◆ Task statement ◆
In the transducer description, at about what frequency does the 0.006 inch bead attenuate the output of the dynamic transducer?

◆ Extract provided ◆
___

Referring particularly to FIGS. 2 and 3, the sound generated by the dynamic transducer 11 is coupled to the enclosed cavity 18. This sound reaches the ear of the user through a series of circular openings, or ports 33 which are formed in the forward wall 14 and which encircle the piezoelectric transducer 10. The face plate 6 which contains the sound openings that lead to the user's ear is fastened to the front of the wall 14 and spaced slightly forward therefrom. A constricted sound passage, or channel 34, is thus formed between the face plate 6 and the front wall 14, and it is through this channel 34 that sound flows from the ports 33 to a cavity 35 in front of the piezoelectric transducer 10. Sound produced by the dynamic transducer 11 thus passes through the cavity 18, the ports 33, radially inward toward the sound emitting axis 20 through the constricted passage 34, and then through the cavity 35 and sound openings 7 to the user's ear. This sound path operates as a low-pass filter, and by adjusting the spacing between the face plate 7 and the forward wall 14, the frequency at which this filter attenuates, or "rolls off", the frequency response of the dynamic transducer 11 can be set. In the preferred embodiment this spacing is provided by a 0.006 inch bead 36 which attenuates the output of transducer 11 at approximately 1500 Hertz.

___

◆ Data extracts ◆
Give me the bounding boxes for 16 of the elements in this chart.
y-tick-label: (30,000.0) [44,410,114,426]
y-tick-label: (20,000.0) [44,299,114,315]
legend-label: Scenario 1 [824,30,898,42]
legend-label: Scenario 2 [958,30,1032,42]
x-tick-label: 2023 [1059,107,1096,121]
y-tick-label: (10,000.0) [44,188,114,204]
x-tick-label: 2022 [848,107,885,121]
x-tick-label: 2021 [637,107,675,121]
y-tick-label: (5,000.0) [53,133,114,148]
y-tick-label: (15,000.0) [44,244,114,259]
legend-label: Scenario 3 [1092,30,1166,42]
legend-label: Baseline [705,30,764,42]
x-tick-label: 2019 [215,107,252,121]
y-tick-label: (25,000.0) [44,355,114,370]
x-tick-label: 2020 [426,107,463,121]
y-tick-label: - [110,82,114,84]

___

◆ Solution ◆
Approximately 1500 Hertz.